■ Task statement
Count the lines in the items below that contain the string "heading". Reply with the number alone.

■ Information provided

* Begin *

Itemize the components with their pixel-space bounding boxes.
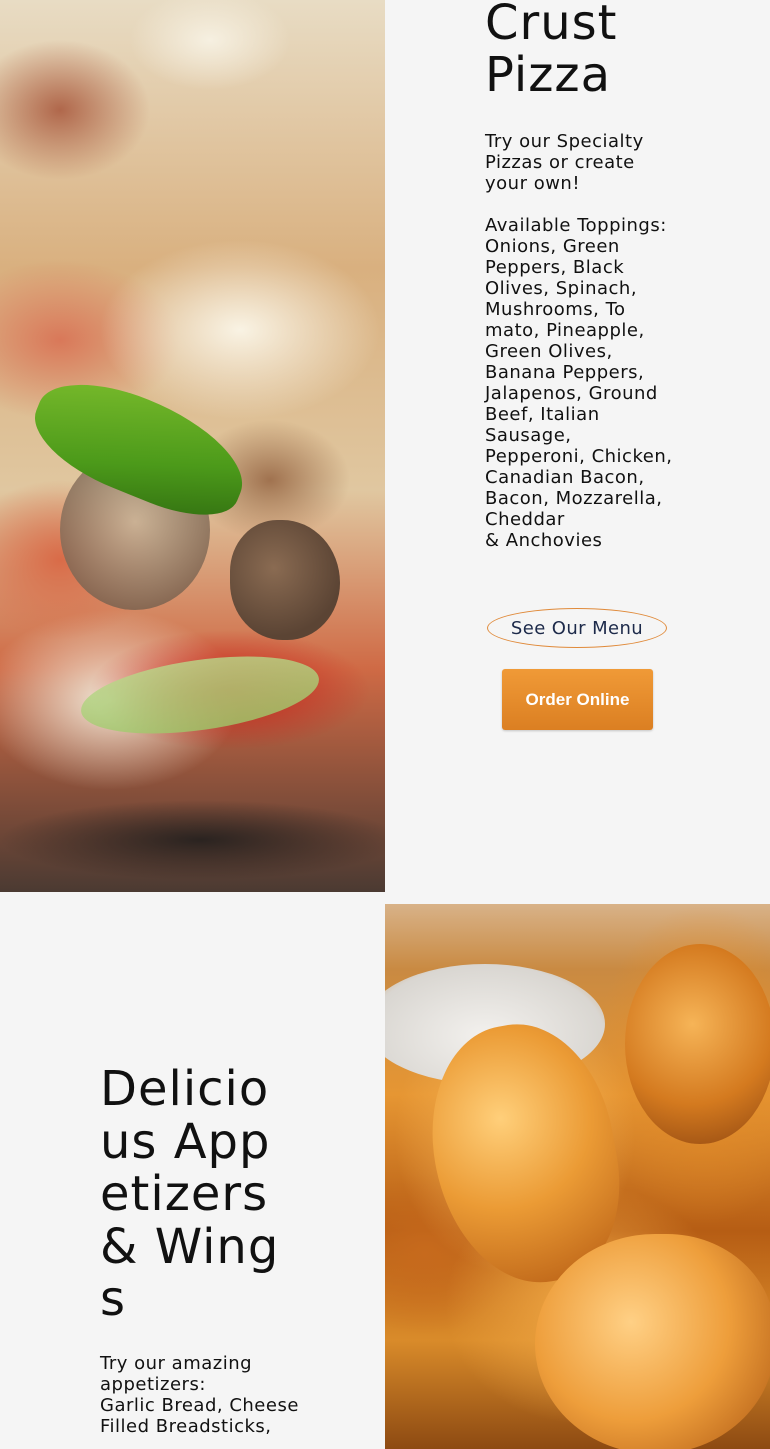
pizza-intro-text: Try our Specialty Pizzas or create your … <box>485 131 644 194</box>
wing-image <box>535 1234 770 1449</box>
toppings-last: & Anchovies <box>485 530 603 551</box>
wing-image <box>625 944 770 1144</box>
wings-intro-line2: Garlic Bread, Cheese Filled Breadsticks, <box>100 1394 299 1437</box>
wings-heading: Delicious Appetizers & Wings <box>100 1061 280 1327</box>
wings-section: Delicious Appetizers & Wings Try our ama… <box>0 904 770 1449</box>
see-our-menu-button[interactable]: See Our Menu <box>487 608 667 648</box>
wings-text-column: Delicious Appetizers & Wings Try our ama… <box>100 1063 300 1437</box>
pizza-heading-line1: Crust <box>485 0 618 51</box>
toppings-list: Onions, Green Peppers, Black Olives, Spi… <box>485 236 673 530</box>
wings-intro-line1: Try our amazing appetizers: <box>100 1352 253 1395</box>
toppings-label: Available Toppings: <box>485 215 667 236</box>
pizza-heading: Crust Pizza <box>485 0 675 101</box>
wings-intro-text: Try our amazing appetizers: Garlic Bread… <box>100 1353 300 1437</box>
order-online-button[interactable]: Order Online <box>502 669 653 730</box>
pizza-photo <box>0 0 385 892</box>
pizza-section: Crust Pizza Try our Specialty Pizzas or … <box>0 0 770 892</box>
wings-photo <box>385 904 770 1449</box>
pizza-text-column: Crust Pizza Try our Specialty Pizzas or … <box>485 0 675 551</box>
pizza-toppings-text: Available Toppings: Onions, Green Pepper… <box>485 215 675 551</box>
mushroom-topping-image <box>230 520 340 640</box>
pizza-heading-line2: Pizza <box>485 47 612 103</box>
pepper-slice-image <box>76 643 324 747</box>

* End *

■ Response below
4